* _Your instructions_:
Count every line in the following entries where the word "CLASSICPIVOT" appears. Give the count alone.

++++ Material provided

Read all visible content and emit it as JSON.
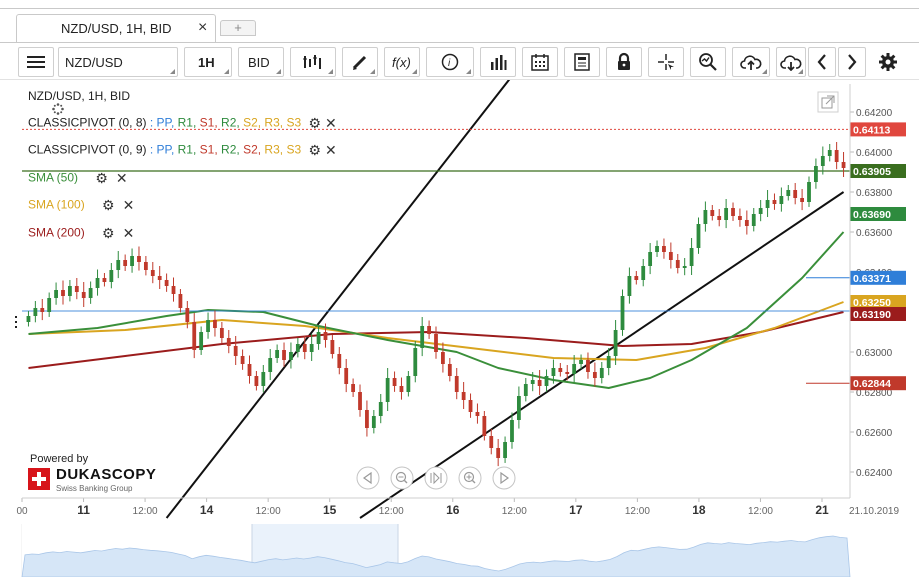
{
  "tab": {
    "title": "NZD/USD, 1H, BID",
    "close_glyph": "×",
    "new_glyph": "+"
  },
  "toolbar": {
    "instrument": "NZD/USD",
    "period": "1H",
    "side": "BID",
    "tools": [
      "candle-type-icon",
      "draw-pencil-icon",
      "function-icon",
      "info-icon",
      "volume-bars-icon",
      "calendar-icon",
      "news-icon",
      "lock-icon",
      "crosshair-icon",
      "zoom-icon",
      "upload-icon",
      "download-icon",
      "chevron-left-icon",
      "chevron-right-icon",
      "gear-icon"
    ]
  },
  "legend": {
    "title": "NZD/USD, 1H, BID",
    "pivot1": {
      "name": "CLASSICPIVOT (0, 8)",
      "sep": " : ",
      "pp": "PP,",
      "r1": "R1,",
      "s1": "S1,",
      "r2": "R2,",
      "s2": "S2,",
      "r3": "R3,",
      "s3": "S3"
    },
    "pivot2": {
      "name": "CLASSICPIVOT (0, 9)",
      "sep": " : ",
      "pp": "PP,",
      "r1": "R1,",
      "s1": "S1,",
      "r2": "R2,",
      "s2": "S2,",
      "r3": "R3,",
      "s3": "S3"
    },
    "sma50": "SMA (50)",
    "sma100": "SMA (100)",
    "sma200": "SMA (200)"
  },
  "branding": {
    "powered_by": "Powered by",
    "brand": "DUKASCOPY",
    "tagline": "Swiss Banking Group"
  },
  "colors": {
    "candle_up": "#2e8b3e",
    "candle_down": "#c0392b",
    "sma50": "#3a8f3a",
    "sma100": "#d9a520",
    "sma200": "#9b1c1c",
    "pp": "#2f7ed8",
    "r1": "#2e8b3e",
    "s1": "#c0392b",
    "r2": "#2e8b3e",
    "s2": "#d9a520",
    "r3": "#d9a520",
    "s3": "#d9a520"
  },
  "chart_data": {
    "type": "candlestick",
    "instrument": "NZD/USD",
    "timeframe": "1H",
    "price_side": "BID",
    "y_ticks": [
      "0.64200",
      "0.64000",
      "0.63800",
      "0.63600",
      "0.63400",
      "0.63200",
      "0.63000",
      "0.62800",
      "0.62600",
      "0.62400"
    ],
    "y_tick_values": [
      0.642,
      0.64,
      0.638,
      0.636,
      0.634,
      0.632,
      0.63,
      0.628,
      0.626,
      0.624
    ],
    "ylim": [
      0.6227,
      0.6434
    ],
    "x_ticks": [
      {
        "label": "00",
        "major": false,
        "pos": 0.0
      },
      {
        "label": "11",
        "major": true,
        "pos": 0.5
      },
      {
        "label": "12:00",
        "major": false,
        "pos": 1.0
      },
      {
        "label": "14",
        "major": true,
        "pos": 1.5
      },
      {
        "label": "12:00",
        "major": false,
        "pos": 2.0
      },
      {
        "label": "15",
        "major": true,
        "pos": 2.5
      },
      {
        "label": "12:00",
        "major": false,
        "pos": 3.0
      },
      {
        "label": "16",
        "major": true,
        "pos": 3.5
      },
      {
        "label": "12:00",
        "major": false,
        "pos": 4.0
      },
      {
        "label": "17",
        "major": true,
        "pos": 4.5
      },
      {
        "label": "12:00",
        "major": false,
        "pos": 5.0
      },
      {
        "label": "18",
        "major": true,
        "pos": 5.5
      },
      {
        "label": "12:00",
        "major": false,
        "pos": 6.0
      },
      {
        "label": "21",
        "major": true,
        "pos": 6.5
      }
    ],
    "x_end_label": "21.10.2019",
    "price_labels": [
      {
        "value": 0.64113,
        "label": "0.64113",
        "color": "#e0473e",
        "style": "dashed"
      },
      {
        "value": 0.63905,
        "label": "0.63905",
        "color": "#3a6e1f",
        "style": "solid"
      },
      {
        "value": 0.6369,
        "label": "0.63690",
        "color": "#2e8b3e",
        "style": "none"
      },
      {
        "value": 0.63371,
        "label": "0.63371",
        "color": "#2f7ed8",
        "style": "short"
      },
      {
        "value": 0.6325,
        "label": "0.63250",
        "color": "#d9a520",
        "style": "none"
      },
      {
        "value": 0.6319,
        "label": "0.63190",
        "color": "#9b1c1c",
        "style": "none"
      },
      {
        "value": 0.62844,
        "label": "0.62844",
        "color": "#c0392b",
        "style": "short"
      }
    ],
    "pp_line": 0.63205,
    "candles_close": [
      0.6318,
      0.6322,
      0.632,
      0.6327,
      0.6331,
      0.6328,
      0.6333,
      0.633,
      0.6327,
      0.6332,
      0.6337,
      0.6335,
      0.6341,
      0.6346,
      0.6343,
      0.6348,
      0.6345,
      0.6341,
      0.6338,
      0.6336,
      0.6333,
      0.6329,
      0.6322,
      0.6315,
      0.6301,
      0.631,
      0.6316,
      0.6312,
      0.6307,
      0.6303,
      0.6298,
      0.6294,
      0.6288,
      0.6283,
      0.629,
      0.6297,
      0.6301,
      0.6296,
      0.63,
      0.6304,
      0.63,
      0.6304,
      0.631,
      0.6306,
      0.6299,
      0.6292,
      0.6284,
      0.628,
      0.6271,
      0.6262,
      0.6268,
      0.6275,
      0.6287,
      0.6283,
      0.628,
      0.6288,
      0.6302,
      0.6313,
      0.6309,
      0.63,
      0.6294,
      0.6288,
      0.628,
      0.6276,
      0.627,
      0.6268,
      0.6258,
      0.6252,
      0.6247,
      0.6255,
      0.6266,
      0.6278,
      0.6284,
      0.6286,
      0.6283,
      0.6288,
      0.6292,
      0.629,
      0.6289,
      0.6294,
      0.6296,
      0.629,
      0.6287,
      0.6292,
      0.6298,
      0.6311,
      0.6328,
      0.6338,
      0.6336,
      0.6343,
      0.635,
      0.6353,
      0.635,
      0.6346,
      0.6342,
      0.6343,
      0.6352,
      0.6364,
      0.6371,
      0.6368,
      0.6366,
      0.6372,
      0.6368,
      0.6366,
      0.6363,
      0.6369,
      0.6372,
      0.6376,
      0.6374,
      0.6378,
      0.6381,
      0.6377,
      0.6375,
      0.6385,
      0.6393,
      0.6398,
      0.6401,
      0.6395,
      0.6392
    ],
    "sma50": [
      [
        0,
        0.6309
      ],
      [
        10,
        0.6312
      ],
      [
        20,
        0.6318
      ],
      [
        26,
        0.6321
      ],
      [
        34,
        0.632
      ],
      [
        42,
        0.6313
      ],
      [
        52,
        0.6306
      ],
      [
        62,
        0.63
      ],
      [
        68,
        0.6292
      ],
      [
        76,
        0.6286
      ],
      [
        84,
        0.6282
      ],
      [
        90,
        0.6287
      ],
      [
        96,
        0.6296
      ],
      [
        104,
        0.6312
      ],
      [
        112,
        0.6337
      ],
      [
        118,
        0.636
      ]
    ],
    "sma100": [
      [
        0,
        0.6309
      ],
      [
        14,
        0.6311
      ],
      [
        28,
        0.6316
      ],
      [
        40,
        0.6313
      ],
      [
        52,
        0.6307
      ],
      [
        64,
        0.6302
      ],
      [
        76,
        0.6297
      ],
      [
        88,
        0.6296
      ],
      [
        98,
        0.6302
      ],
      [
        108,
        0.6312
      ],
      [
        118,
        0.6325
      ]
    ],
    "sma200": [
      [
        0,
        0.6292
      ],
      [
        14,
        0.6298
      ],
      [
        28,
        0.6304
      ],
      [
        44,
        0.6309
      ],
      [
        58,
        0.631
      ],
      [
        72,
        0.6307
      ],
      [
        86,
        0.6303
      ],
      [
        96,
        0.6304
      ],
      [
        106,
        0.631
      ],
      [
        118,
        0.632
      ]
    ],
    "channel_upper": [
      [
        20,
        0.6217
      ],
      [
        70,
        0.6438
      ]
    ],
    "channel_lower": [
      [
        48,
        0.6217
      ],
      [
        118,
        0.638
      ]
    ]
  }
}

++++++++

* _The answer_:
2